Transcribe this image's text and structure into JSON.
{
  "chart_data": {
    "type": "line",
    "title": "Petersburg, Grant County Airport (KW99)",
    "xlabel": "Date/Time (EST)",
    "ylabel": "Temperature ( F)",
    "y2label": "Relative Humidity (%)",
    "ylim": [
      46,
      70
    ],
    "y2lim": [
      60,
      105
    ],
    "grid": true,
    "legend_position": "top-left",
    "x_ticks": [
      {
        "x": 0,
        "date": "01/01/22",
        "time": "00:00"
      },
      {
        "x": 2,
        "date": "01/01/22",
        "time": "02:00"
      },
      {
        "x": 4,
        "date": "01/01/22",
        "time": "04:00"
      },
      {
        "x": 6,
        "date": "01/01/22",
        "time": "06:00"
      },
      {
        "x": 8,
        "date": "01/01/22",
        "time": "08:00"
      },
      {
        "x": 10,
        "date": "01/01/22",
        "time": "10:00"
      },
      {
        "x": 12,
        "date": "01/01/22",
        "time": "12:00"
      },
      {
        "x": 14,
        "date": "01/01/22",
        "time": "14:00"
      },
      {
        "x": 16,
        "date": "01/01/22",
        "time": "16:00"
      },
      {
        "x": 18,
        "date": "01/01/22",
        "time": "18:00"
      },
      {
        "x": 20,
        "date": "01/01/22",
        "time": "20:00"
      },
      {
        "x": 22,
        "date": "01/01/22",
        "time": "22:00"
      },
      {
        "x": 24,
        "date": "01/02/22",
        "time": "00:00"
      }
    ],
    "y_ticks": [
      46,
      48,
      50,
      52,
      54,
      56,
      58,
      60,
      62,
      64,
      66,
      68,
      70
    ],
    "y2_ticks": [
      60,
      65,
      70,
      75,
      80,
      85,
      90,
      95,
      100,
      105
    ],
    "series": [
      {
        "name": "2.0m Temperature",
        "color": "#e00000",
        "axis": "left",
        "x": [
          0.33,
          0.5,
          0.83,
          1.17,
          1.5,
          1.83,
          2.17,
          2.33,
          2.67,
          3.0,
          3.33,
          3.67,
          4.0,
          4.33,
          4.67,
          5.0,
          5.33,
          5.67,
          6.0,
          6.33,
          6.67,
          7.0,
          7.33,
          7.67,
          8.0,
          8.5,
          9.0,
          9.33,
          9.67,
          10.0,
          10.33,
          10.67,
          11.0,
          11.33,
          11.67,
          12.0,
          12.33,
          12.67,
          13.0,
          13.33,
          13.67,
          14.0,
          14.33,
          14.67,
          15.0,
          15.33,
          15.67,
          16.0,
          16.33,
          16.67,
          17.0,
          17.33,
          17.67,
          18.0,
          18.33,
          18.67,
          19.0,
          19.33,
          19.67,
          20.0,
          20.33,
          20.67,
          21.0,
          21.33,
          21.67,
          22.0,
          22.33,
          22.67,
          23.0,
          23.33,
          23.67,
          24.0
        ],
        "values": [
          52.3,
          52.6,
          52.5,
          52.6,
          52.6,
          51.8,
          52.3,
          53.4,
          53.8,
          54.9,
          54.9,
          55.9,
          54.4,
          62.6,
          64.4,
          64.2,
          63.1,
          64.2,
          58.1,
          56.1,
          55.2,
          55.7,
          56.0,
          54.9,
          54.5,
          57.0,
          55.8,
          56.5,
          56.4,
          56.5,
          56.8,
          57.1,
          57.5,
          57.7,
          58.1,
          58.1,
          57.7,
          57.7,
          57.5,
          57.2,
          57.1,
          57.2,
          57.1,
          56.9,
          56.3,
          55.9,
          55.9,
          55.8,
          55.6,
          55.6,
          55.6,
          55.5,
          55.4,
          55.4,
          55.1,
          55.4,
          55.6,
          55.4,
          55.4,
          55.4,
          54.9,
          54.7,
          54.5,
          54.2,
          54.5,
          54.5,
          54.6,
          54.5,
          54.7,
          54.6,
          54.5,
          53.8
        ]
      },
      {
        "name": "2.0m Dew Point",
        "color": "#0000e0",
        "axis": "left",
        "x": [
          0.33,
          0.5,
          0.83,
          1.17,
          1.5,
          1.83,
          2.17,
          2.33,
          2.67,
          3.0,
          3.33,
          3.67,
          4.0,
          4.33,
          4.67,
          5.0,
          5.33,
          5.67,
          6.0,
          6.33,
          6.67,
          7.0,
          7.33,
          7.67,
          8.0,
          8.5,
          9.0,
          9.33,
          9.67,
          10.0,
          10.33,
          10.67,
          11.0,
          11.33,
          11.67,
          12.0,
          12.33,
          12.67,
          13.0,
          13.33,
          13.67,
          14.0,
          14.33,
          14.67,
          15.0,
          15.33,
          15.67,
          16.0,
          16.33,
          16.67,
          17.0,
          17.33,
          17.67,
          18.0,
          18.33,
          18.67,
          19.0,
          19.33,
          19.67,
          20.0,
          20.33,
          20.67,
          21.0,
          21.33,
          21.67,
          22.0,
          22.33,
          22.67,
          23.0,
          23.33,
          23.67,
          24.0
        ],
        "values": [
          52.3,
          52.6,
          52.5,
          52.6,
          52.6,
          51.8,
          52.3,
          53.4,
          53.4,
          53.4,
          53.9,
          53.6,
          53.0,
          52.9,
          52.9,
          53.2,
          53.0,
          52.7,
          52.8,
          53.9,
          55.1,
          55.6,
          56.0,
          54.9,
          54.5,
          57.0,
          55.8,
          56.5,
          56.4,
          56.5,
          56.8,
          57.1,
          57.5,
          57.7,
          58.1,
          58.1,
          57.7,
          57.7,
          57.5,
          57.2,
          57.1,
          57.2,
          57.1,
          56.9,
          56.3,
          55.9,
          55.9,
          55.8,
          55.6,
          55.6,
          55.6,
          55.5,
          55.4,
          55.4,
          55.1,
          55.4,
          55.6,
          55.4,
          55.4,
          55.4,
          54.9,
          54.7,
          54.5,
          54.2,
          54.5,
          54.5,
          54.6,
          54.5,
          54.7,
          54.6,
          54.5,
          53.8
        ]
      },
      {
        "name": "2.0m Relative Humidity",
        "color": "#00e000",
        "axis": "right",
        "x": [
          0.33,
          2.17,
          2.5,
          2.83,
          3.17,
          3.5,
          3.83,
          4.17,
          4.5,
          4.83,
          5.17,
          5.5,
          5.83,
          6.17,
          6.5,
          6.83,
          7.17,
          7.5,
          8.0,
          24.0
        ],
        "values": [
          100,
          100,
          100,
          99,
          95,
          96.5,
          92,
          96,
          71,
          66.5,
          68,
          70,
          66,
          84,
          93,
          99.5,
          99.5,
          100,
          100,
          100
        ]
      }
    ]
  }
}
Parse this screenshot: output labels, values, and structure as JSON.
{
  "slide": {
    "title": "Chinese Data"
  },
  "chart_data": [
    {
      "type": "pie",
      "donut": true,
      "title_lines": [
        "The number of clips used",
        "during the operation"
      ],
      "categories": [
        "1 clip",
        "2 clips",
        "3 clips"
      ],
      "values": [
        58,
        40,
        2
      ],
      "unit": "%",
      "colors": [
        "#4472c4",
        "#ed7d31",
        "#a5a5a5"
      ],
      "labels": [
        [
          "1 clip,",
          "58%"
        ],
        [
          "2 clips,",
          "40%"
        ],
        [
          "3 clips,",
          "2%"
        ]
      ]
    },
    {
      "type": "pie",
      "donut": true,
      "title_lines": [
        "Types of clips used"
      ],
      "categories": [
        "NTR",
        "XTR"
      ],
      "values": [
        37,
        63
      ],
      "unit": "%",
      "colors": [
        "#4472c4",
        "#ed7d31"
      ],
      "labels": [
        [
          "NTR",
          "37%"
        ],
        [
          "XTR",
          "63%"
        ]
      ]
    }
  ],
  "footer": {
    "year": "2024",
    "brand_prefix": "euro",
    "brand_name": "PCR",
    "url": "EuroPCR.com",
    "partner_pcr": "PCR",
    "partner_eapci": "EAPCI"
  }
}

GIVEN PROBLEM:
Report how many lines above hold the string "JSON", giving nothing but the number.

RESULT:
2